● Instruction
Say how many lines of these entries include the word "model", and answer with the number alone.
# # #
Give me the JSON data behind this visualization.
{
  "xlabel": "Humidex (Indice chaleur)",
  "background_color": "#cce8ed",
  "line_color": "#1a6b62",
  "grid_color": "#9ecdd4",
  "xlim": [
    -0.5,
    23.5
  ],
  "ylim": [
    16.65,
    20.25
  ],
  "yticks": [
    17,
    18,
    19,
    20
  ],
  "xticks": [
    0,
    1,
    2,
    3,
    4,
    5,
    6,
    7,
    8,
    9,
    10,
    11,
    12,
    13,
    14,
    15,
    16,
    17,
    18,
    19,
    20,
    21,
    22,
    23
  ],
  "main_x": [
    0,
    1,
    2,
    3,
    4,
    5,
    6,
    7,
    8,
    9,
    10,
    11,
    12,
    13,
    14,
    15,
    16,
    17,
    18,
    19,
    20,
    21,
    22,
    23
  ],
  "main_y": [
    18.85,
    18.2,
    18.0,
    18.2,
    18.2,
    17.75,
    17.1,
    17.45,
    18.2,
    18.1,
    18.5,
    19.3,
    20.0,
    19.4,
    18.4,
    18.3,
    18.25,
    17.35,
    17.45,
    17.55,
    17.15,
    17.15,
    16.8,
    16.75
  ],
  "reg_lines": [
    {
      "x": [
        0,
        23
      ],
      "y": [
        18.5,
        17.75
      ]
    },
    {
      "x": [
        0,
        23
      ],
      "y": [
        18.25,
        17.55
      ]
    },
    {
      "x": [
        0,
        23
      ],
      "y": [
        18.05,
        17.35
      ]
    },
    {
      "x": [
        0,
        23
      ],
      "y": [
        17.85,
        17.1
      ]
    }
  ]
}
# # #
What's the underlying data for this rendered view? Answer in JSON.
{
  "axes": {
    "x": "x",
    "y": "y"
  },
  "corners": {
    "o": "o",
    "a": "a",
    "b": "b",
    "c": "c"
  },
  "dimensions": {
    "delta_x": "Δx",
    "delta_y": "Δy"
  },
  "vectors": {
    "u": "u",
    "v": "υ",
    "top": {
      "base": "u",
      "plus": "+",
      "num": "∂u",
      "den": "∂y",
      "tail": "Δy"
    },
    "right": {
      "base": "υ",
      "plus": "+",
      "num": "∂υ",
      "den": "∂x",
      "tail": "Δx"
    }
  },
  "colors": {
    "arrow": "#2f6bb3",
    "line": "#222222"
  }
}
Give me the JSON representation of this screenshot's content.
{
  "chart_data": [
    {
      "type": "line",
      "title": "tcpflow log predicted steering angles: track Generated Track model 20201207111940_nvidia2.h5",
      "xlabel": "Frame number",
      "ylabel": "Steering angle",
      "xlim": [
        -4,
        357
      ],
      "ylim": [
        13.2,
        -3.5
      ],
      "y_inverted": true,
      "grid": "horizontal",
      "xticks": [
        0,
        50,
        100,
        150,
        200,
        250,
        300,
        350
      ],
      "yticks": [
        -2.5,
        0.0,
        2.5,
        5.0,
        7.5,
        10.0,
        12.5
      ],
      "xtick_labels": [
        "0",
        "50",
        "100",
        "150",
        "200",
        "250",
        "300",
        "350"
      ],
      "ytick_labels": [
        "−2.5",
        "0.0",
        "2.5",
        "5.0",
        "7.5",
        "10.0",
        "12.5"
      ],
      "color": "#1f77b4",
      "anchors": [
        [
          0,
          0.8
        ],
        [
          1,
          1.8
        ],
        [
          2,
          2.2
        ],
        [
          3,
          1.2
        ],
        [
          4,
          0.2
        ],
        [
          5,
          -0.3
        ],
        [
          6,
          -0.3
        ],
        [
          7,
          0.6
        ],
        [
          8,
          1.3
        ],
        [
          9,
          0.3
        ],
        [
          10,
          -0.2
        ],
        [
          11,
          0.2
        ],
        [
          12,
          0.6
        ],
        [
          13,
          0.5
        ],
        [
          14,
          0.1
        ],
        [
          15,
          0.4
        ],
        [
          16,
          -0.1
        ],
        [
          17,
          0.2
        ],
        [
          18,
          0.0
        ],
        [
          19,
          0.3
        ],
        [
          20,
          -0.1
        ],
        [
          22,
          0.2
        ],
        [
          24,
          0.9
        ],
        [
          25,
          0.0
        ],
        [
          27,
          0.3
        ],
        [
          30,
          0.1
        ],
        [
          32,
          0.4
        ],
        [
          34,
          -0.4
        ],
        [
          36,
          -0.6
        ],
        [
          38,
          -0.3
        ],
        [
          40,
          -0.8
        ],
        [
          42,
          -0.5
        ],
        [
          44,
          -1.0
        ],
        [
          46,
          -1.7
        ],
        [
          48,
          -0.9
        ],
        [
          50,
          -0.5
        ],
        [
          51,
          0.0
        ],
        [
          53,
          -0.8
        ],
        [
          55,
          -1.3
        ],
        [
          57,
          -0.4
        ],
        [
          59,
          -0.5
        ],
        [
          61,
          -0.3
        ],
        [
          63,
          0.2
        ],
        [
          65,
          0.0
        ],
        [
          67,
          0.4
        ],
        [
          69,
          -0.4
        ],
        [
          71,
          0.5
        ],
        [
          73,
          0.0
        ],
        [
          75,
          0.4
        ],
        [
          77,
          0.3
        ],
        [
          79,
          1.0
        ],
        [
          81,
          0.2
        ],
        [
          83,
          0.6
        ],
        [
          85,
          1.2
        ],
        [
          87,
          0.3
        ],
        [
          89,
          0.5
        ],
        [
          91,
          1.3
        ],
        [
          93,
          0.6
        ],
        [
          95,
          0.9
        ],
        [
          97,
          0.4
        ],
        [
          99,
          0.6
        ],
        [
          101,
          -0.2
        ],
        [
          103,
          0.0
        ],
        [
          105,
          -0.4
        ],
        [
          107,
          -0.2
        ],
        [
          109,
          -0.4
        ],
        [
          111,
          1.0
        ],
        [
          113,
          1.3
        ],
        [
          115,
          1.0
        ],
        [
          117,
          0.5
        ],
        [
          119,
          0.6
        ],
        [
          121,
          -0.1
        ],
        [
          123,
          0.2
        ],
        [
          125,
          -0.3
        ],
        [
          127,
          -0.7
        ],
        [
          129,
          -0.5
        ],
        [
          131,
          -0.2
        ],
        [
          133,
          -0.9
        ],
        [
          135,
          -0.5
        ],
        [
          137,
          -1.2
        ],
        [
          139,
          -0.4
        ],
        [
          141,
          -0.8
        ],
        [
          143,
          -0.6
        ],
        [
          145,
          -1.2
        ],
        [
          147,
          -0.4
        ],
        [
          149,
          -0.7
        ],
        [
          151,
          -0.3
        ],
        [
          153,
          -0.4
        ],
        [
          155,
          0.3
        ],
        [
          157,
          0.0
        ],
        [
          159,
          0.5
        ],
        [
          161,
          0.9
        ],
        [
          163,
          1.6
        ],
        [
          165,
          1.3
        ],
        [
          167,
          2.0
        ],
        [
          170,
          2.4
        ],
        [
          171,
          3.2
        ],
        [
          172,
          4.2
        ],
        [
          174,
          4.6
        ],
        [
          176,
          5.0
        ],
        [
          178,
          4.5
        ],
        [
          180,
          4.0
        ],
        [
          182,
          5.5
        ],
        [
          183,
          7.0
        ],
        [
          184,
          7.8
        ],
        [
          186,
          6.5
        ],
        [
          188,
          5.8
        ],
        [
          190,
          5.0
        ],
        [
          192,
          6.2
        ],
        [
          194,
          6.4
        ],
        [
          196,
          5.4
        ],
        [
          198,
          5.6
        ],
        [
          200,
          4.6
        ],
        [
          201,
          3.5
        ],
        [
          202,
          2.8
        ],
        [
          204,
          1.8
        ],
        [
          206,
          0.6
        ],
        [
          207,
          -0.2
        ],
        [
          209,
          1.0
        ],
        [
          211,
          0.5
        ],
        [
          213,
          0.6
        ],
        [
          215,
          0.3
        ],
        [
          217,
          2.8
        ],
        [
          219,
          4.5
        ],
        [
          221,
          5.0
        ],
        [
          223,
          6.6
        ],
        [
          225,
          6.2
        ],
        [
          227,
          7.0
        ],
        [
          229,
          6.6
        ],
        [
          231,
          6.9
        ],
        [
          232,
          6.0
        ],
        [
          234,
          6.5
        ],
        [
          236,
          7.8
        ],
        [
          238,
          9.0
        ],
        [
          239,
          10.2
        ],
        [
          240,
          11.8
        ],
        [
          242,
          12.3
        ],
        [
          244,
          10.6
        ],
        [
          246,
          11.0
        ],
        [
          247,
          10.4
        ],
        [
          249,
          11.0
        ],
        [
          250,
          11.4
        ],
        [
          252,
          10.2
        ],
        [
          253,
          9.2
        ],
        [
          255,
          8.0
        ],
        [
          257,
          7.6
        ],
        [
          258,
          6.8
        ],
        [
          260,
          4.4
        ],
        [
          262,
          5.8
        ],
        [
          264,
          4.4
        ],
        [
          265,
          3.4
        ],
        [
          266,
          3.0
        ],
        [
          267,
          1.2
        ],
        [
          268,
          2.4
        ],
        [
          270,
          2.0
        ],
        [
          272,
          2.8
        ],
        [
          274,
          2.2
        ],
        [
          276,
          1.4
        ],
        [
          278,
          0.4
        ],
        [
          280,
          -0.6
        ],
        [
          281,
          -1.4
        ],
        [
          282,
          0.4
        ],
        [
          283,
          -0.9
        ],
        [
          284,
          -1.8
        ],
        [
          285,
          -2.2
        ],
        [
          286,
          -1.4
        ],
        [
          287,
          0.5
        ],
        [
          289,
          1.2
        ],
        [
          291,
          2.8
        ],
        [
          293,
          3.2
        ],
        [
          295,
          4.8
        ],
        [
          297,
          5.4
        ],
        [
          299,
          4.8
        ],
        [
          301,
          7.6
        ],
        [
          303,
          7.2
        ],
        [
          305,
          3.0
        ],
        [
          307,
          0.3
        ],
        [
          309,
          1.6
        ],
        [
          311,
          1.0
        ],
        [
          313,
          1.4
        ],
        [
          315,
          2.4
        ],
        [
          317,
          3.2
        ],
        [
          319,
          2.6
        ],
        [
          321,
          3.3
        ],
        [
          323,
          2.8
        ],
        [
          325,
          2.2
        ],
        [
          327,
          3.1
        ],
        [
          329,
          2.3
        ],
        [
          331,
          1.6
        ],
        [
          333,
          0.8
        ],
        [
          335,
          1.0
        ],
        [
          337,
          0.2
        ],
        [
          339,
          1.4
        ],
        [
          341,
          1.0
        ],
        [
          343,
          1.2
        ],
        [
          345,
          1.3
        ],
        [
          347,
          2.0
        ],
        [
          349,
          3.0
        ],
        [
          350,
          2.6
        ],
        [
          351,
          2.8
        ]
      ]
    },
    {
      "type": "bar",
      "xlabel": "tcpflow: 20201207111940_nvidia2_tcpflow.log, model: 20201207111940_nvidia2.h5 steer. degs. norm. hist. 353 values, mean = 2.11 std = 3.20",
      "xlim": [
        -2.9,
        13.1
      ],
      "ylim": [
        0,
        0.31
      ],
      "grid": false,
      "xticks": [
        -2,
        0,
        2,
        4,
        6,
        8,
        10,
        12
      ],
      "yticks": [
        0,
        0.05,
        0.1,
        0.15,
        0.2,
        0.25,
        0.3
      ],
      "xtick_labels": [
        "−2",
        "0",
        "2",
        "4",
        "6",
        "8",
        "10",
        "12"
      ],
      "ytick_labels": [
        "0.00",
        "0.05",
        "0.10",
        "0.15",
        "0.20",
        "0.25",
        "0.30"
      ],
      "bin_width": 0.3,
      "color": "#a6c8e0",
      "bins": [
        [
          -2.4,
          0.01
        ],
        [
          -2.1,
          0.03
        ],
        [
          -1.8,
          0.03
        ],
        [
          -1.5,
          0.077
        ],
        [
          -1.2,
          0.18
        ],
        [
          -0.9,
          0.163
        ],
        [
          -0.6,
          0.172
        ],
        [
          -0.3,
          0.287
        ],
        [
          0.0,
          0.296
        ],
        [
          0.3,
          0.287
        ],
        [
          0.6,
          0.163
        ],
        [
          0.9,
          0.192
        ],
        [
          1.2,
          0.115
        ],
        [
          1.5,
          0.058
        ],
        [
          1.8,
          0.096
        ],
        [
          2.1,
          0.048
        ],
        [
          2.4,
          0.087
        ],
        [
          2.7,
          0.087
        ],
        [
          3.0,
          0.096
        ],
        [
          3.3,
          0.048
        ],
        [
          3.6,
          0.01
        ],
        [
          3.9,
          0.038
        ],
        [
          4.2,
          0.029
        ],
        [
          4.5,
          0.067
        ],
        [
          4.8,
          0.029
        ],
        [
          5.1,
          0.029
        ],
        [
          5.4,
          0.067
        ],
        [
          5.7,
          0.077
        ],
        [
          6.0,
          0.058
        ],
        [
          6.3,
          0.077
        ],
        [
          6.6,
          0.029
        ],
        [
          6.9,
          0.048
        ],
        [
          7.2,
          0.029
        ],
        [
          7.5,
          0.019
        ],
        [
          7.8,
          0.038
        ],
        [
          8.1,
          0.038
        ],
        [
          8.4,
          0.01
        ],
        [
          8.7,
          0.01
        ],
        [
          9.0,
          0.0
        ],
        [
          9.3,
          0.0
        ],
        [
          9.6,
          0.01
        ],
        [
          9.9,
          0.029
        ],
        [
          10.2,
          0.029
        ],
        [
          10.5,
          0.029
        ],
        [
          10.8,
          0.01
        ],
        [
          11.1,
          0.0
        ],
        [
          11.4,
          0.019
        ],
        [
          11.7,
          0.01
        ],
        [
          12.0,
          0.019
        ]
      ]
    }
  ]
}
# # #
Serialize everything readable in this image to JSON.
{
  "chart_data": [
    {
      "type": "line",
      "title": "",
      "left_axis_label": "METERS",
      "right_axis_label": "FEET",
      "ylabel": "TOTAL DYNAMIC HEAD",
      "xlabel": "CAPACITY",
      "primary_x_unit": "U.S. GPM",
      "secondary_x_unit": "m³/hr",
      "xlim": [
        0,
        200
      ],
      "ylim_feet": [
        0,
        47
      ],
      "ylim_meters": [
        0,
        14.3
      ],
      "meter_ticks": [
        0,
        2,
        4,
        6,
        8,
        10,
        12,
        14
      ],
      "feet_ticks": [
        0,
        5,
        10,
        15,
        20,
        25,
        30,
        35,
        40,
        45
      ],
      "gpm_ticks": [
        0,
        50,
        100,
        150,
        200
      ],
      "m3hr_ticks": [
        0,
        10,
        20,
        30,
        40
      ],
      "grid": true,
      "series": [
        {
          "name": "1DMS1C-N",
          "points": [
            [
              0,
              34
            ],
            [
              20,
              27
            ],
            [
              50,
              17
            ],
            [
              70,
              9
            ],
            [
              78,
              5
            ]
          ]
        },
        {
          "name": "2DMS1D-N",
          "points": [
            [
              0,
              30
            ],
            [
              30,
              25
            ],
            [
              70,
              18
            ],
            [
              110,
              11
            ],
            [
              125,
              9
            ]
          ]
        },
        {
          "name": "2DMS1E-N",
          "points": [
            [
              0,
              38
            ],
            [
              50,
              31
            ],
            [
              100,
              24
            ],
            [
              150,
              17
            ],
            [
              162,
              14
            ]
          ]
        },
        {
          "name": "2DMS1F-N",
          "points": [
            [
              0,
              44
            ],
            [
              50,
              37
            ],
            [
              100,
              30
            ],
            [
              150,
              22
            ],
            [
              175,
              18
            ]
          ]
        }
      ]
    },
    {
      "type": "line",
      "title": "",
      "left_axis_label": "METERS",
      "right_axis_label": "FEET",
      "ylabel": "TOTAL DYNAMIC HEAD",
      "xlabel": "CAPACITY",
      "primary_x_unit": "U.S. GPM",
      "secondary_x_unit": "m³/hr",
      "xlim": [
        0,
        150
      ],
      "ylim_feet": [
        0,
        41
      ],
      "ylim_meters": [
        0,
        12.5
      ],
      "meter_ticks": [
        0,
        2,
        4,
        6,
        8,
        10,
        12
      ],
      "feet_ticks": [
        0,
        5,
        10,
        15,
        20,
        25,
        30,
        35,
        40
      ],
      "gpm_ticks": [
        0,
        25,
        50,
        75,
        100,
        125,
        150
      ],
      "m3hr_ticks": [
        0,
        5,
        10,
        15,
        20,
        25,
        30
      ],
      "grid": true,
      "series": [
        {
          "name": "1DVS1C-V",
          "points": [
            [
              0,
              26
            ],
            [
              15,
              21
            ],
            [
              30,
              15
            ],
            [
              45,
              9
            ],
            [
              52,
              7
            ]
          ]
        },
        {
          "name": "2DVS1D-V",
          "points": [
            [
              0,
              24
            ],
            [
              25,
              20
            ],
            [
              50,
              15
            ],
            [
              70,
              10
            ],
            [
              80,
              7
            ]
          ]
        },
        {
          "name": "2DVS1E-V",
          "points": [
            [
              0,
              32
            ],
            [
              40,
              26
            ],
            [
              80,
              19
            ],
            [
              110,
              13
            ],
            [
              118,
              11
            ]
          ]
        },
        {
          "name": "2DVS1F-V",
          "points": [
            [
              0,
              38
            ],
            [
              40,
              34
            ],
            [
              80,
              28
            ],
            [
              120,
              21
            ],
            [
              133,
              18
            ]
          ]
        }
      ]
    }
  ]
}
# # #
● Exercise response
2